• SHORT TASK:
Transcribe the records below exactly.

── MATERIAL

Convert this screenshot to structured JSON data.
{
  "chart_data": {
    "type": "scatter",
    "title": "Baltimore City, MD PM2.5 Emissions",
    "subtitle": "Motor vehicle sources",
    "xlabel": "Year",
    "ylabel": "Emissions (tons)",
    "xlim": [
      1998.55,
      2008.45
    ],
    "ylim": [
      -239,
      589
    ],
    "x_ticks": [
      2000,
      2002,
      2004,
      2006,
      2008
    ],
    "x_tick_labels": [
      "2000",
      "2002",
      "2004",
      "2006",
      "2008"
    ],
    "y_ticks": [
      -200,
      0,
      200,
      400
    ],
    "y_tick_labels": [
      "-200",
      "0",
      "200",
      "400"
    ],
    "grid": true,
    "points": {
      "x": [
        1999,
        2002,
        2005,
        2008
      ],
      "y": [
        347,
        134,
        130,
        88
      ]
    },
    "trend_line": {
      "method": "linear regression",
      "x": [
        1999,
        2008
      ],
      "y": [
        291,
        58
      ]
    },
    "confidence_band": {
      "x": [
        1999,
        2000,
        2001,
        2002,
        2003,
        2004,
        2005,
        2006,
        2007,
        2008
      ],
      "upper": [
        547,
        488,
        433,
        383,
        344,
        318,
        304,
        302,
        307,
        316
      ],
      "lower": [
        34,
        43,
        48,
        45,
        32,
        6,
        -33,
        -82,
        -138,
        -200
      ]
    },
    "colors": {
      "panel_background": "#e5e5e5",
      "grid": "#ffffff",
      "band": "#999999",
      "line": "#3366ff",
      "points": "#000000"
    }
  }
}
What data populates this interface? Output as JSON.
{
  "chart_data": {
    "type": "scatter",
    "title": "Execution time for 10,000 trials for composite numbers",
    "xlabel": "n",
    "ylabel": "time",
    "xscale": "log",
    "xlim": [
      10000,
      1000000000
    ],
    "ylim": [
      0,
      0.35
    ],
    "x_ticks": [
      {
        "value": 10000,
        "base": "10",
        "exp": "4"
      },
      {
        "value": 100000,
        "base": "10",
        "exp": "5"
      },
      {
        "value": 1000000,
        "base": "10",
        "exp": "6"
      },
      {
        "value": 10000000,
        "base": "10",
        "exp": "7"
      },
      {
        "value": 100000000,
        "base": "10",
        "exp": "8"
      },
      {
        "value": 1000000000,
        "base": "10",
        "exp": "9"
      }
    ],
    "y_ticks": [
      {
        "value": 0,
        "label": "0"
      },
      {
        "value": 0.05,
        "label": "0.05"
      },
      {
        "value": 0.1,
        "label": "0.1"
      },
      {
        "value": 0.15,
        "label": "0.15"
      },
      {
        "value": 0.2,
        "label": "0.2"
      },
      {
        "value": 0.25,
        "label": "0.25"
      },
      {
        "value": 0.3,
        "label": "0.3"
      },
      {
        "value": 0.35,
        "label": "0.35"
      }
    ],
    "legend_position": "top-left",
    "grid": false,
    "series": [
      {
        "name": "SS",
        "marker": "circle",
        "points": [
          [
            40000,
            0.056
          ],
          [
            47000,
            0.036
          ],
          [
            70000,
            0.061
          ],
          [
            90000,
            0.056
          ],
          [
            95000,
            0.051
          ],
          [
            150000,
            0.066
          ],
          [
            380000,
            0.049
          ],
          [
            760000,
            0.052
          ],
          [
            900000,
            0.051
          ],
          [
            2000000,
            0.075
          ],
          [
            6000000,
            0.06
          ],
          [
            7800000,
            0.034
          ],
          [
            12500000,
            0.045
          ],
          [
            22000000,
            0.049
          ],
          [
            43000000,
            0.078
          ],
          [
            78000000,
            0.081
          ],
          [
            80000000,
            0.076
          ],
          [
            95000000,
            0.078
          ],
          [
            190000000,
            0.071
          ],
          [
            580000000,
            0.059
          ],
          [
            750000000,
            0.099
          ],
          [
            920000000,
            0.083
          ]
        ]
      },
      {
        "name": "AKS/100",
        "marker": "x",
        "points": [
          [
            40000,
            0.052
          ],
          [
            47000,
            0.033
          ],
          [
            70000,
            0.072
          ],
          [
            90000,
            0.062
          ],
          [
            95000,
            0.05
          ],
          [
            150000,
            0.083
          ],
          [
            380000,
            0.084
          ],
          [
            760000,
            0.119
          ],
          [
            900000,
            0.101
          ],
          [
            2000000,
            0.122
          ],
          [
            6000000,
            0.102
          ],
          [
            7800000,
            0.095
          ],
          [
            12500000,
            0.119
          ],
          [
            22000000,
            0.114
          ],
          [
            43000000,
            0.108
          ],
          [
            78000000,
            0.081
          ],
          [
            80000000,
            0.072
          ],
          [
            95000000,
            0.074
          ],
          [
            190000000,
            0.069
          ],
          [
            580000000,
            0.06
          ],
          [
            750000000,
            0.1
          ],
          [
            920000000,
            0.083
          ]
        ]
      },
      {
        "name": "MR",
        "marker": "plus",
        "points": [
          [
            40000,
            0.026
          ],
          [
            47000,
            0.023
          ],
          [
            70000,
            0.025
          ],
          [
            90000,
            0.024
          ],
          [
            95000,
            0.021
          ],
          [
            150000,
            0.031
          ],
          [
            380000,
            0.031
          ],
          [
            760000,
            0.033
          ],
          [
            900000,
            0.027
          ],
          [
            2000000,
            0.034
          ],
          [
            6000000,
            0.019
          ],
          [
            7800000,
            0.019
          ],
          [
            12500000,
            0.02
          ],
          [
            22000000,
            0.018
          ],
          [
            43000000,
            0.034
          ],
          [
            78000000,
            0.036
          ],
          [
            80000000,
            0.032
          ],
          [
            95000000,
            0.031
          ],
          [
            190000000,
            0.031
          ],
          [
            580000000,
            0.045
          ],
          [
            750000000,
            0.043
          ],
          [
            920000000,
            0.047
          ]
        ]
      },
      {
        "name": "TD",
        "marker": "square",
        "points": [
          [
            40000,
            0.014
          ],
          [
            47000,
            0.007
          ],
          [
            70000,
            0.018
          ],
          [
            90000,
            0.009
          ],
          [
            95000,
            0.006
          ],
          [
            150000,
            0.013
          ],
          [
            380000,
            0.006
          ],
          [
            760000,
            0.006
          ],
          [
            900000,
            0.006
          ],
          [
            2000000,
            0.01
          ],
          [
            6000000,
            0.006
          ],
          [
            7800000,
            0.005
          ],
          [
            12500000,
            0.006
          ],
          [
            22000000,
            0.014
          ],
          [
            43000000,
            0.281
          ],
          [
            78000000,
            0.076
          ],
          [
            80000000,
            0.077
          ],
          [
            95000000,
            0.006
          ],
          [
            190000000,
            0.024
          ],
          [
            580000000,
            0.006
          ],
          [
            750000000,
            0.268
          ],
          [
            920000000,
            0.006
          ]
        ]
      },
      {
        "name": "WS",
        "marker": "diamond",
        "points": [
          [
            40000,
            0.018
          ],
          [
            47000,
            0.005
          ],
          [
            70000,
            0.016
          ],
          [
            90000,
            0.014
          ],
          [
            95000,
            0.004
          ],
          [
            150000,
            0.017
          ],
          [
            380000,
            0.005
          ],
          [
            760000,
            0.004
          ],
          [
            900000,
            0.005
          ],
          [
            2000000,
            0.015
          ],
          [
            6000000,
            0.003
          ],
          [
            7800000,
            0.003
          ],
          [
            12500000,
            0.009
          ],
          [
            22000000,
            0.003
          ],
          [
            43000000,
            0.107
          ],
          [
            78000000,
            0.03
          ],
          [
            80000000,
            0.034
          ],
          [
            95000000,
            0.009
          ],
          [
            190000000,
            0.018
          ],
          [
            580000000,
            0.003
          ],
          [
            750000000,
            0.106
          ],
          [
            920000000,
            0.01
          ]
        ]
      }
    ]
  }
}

────

• EXERCISE SOLUTION:
Convert this screenshot to structured JSON data.
{
  "chart_data": {
    "type": "scatter",
    "title": "Baltimore City, MD PM2.5 Emissions",
    "subtitle": "Motor vehicle sources",
    "xlabel": "Year",
    "ylabel": "Emissions (tons)",
    "xlim": [
      1998.55,
      2008.45
    ],
    "ylim": [
      -239,
      589
    ],
    "x_ticks": [
      2000,
      2002,
      2004,
      2006,
      2008
    ],
    "x_tick_labels": [
      "2000",
      "2002",
      "2004",
      "2006",
      "2008"
    ],
    "y_ticks": [
      -200,
      0,
      200,
      400
    ],
    "y_tick_labels": [
      "-200",
      "0",
      "200",
      "400"
    ],
    "grid": true,
    "points": {
      "x": [
        1999,
        2002,
        2005,
        2008
      ],
      "y": [
        347,
        134,
        130,
        88
      ]
    },
    "trend_line": {
      "method": "linear regression",
      "x": [
        1999,
        2008
      ],
      "y": [
        291,
        58
      ]
    },
    "confidence_band": {
      "x": [
        1999,
        2000,
        2001,
        2002,
        2003,
        2004,
        2005,
        2006,
        2007,
        2008
      ],
      "upper": [
        547,
        488,
        433,
        383,
        344,
        318,
        304,
        302,
        307,
        316
      ],
      "lower": [
        34,
        43,
        48,
        45,
        32,
        6,
        -33,
        -82,
        -138,
        -200
      ]
    },
    "colors": {
      "panel_background": "#e5e5e5",
      "grid": "#ffffff",
      "band": "#999999",
      "line": "#3366ff",
      "points": "#000000"
    }
  }
}
What data populates this interface? Output as JSON.
{
  "chart_data": {
    "type": "scatter",
    "title": "Execution time for 10,000 trials for composite numbers",
    "xlabel": "n",
    "ylabel": "time",
    "xscale": "log",
    "xlim": [
      10000,
      1000000000
    ],
    "ylim": [
      0,
      0.35
    ],
    "x_ticks": [
      {
        "value": 10000,
        "base": "10",
        "exp": "4"
      },
      {
        "value": 100000,
        "base": "10",
        "exp": "5"
      },
      {
        "value": 1000000,
        "base": "10",
        "exp": "6"
      },
      {
        "value": 10000000,
        "base": "10",
        "exp": "7"
      },
      {
        "value": 100000000,
        "base": "10",
        "exp": "8"
      },
      {
        "value": 1000000000,
        "base": "10",
        "exp": "9"
      }
    ],
    "y_ticks": [
      {
        "value": 0,
        "label": "0"
      },
      {
        "value": 0.05,
        "label": "0.05"
      },
      {
        "value": 0.1,
        "label": "0.1"
      },
      {
        "value": 0.15,
        "label": "0.15"
      },
      {
        "value": 0.2,
        "label": "0.2"
      },
      {
        "value": 0.25,
        "label": "0.25"
      },
      {
        "value": 0.3,
        "label": "0.3"
      },
      {
        "value": 0.35,
        "label": "0.35"
      }
    ],
    "legend_position": "top-left",
    "grid": false,
    "series": [
      {
        "name": "SS",
        "marker": "circle",
        "points": [
          [
            40000,
            0.056
          ],
          [
            47000,
            0.036
          ],
          [
            70000,
            0.061
          ],
          [
            90000,
            0.056
          ],
          [
            95000,
            0.051
          ],
          [
            150000,
            0.066
          ],
          [
            380000,
            0.049
          ],
          [
            760000,
            0.052
          ],
          [
            900000,
            0.051
          ],
          [
            2000000,
            0.075
          ],
          [
            6000000,
            0.06
          ],
          [
            7800000,
            0.034
          ],
          [
            12500000,
            0.045
          ],
          [
            22000000,
            0.049
          ],
          [
            43000000,
            0.078
          ],
          [
            78000000,
            0.081
          ],
          [
            80000000,
            0.076
          ],
          [
            95000000,
            0.078
          ],
          [
            190000000,
            0.071
          ],
          [
            580000000,
            0.059
          ],
          [
            750000000,
            0.099
          ],
          [
            920000000,
            0.083
          ]
        ]
      },
      {
        "name": "AKS/100",
        "marker": "x",
        "points": [
          [
            40000,
            0.052
          ],
          [
            47000,
            0.033
          ],
          [
            70000,
            0.072
          ],
          [
            90000,
            0.062
          ],
          [
            95000,
            0.05
          ],
          [
            150000,
            0.083
          ],
          [
            380000,
            0.084
          ],
          [
            760000,
            0.119
          ],
          [
            900000,
            0.101
          ],
          [
            2000000,
            0.122
          ],
          [
            6000000,
            0.102
          ],
          [
            7800000,
            0.095
          ],
          [
            12500000,
            0.119
          ],
          [
            22000000,
            0.114
          ],
          [
            43000000,
            0.108
          ],
          [
            78000000,
            0.081
          ],
          [
            80000000,
            0.072
          ],
          [
            95000000,
            0.074
          ],
          [
            190000000,
            0.069
          ],
          [
            580000000,
            0.06
          ],
          [
            750000000,
            0.1
          ],
          [
            920000000,
            0.083
          ]
        ]
      },
      {
        "name": "MR",
        "marker": "plus",
        "points": [
          [
            40000,
            0.026
          ],
          [
            47000,
            0.023
          ],
          [
            70000,
            0.025
          ],
          [
            90000,
            0.024
          ],
          [
            95000,
            0.021
          ],
          [
            150000,
            0.031
          ],
          [
            380000,
            0.031
          ],
          [
            760000,
            0.033
          ],
          [
            900000,
            0.027
          ],
          [
            2000000,
            0.034
          ],
          [
            6000000,
            0.019
          ],
          [
            7800000,
            0.019
          ],
          [
            12500000,
            0.02
          ],
          [
            22000000,
            0.018
          ],
          [
            43000000,
            0.034
          ],
          [
            78000000,
            0.036
          ],
          [
            80000000,
            0.032
          ],
          [
            95000000,
            0.031
          ],
          [
            190000000,
            0.031
          ],
          [
            580000000,
            0.045
          ],
          [
            750000000,
            0.043
          ],
          [
            920000000,
            0.047
          ]
        ]
      },
      {
        "name": "TD",
        "marker": "square",
        "points": [
          [
            40000,
            0.014
          ],
          [
            47000,
            0.007
          ],
          [
            70000,
            0.018
          ],
          [
            90000,
            0.009
          ],
          [
            95000,
            0.006
          ],
          [
            150000,
            0.013
          ],
          [
            380000,
            0.006
          ],
          [
            760000,
            0.006
          ],
          [
            900000,
            0.006
          ],
          [
            2000000,
            0.01
          ],
          [
            6000000,
            0.006
          ],
          [
            7800000,
            0.005
          ],
          [
            12500000,
            0.006
          ],
          [
            22000000,
            0.014
          ],
          [
            43000000,
            0.281
          ],
          [
            78000000,
            0.076
          ],
          [
            80000000,
            0.077
          ],
          [
            95000000,
            0.006
          ],
          [
            190000000,
            0.024
          ],
          [
            580000000,
            0.006
          ],
          [
            750000000,
            0.268
          ],
          [
            920000000,
            0.006
          ]
        ]
      },
      {
        "name": "WS",
        "marker": "diamond",
        "points": [
          [
            40000,
            0.018
          ],
          [
            47000,
            0.005
          ],
          [
            70000,
            0.016
          ],
          [
            90000,
            0.014
          ],
          [
            95000,
            0.004
          ],
          [
            150000,
            0.017
          ],
          [
            380000,
            0.005
          ],
          [
            760000,
            0.004
          ],
          [
            900000,
            0.005
          ],
          [
            2000000,
            0.015
          ],
          [
            6000000,
            0.003
          ],
          [
            7800000,
            0.003
          ],
          [
            12500000,
            0.009
          ],
          [
            22000000,
            0.003
          ],
          [
            43000000,
            0.107
          ],
          [
            78000000,
            0.03
          ],
          [
            80000000,
            0.034
          ],
          [
            95000000,
            0.009
          ],
          [
            190000000,
            0.018
          ],
          [
            580000000,
            0.003
          ],
          [
            750000000,
            0.106
          ],
          [
            920000000,
            0.01
          ]
        ]
      }
    ]
  }
}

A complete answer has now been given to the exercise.